* Objective: Go through the material below and count the lines with the string "JSON"; the number is the whole answer.
===== Extracted entries
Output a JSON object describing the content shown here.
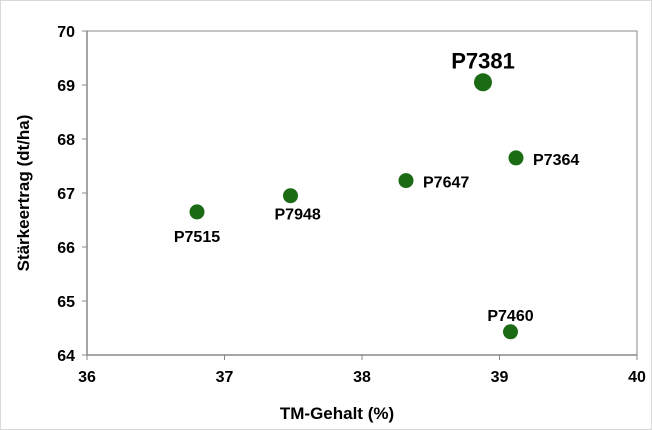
{
  "chart_data": {
    "type": "scatter",
    "title": "",
    "xlabel": "TM-Gehalt (%)",
    "ylabel": "Stärkeertrag (dt/ha)",
    "xlim": [
      36,
      40
    ],
    "ylim": [
      64,
      70
    ],
    "xticks": [
      "36",
      "37",
      "38",
      "39",
      "40"
    ],
    "yticks": [
      "64",
      "65",
      "66",
      "67",
      "68",
      "69",
      "70"
    ],
    "grid": false,
    "legend": "none",
    "marker_color": "#1a6b14",
    "points": [
      {
        "label": "P7381",
        "x": 38.88,
        "y": 69.05,
        "highlight": true
      },
      {
        "label": "P7364",
        "x": 39.12,
        "y": 67.65
      },
      {
        "label": "P7647",
        "x": 38.32,
        "y": 67.23
      },
      {
        "label": "P7948",
        "x": 37.48,
        "y": 66.95
      },
      {
        "label": "P7515",
        "x": 36.8,
        "y": 66.65
      },
      {
        "label": "P7460",
        "x": 39.08,
        "y": 64.43
      }
    ]
  }
}
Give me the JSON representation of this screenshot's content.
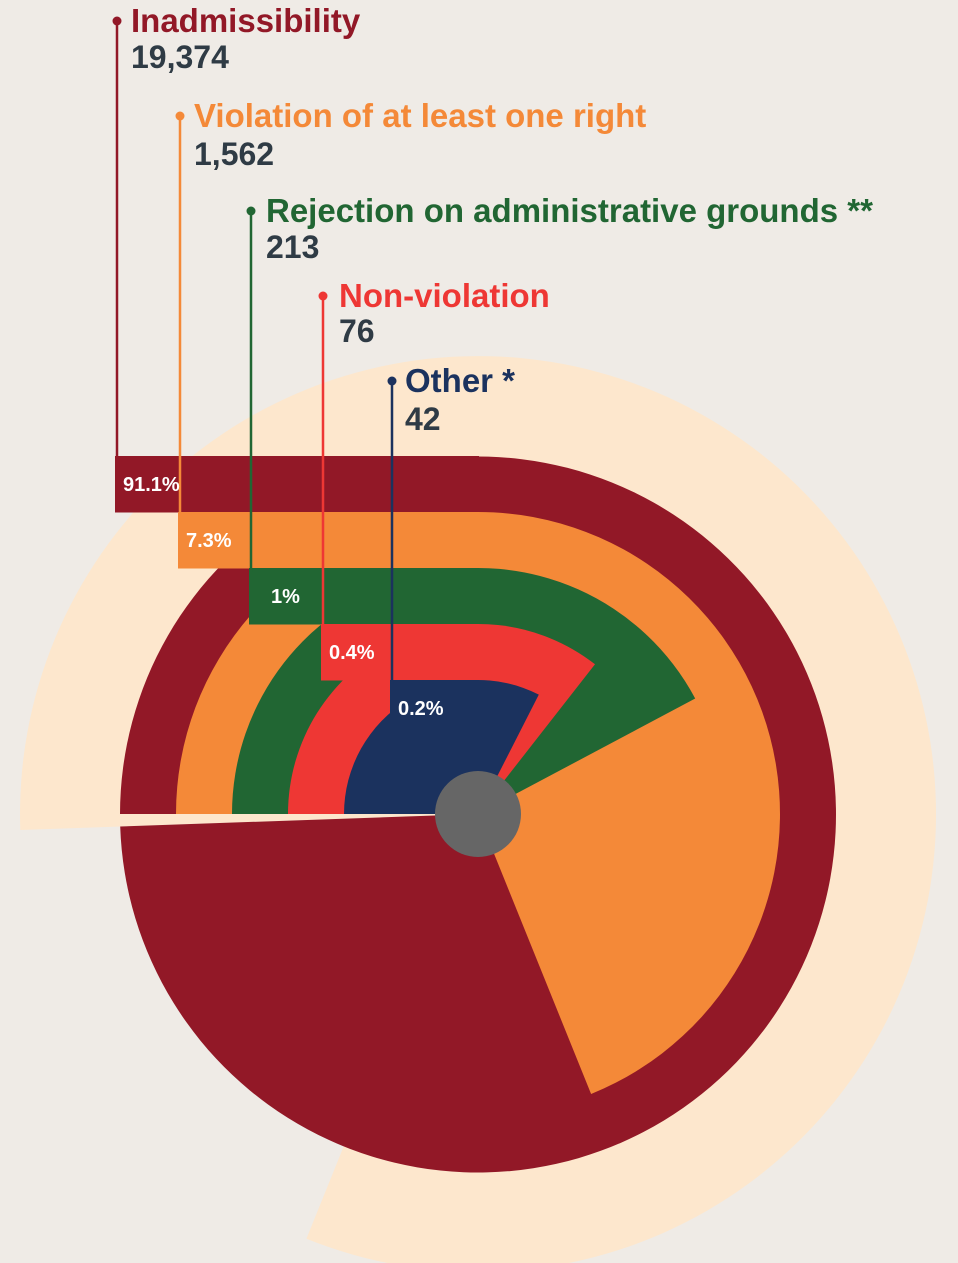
{
  "chart_data": {
    "type": "pie",
    "style": "radial-bar",
    "categories": [
      {
        "name": "Inadmissibility",
        "value": 19374,
        "value_label": "19,374",
        "percent": 91.1,
        "percent_label": "91.1%",
        "color": "#921827"
      },
      {
        "name": "Violation of at least one right",
        "value": 1562,
        "value_label": "1,562",
        "percent": 7.3,
        "percent_label": "7.3%",
        "color": "#f48938"
      },
      {
        "name": "Rejection on administrative grounds **",
        "value": 213,
        "value_label": "213",
        "percent": 1,
        "percent_label": "1%",
        "color": "#216633"
      },
      {
        "name": "Non-violation",
        "value": 76,
        "value_label": "76",
        "percent": 0.4,
        "percent_label": "0.4%",
        "color": "#ee3734"
      },
      {
        "name": "Other *",
        "value": 42,
        "value_label": "42",
        "percent": 0.2,
        "percent_label": "0.2%",
        "color": "#1b325e"
      }
    ],
    "value_text_color": "#2f3b45",
    "background_ring_color": "#fde7cd",
    "center_color": "#666666"
  }
}
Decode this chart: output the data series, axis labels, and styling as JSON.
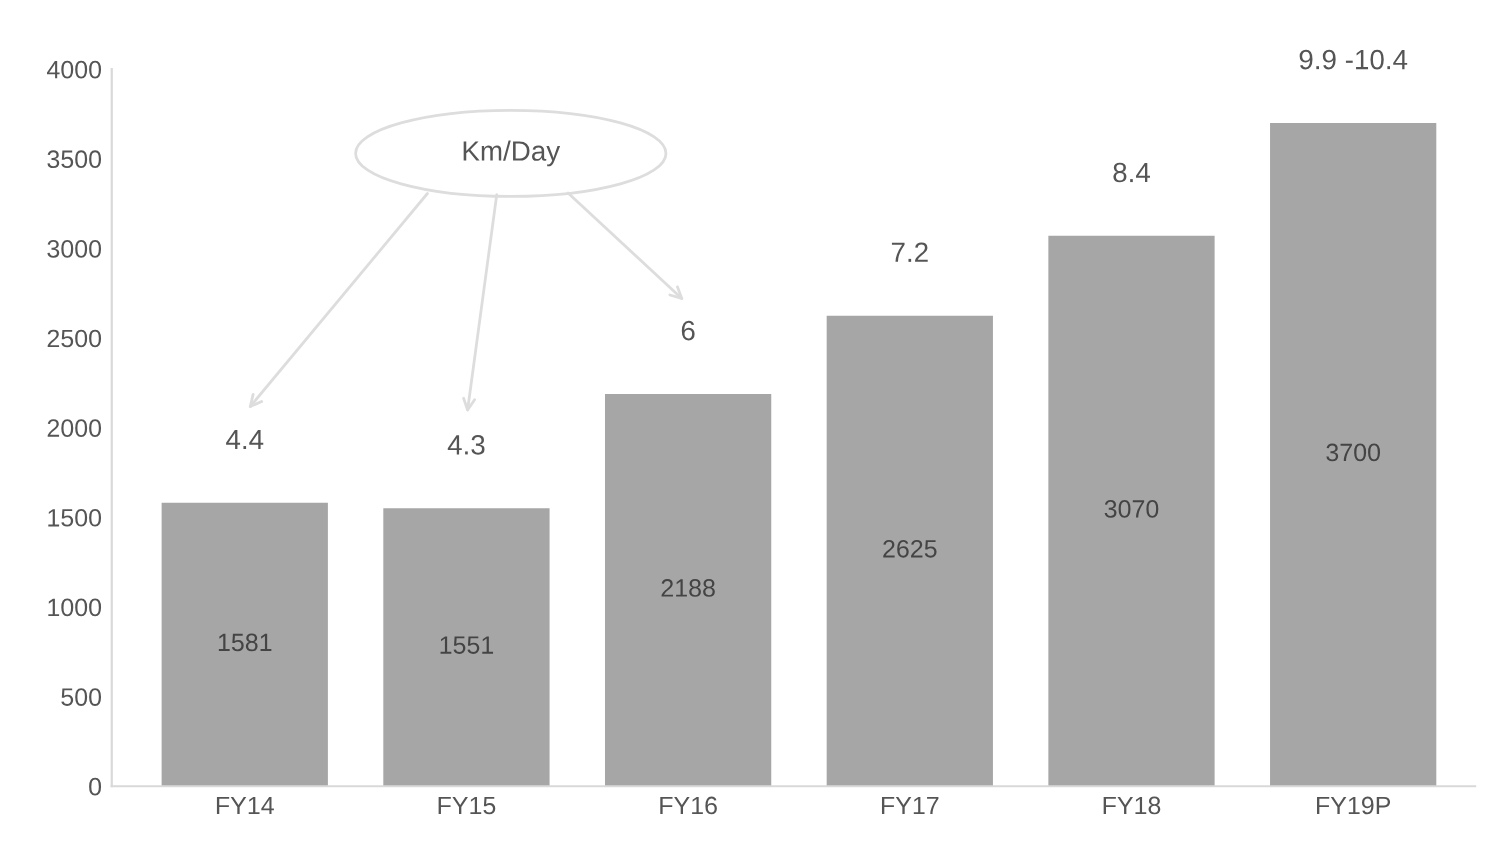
{
  "chart_data": {
    "type": "bar",
    "categories": [
      "FY14",
      "FY15",
      "FY16",
      "FY17",
      "FY18",
      "FY19P"
    ],
    "values": [
      1581,
      1551,
      2188,
      2625,
      3070,
      3700
    ],
    "color": "#a6a6a6",
    "data_labels": true,
    "ylim": [
      0,
      4000
    ],
    "yticks": [
      0,
      500,
      1000,
      1500,
      2000,
      2500,
      3000,
      3500,
      4000
    ],
    "grid": false,
    "annotations": [
      "Km/Day",
      "4.4",
      "4.3",
      "6",
      "7.2",
      "8.4",
      "9.9 -10.4"
    ]
  }
}
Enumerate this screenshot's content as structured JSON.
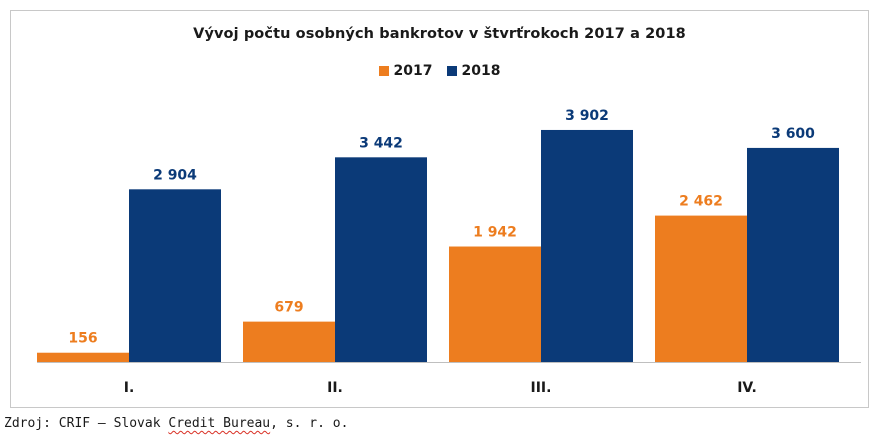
==========
* Answer for this exercise: 4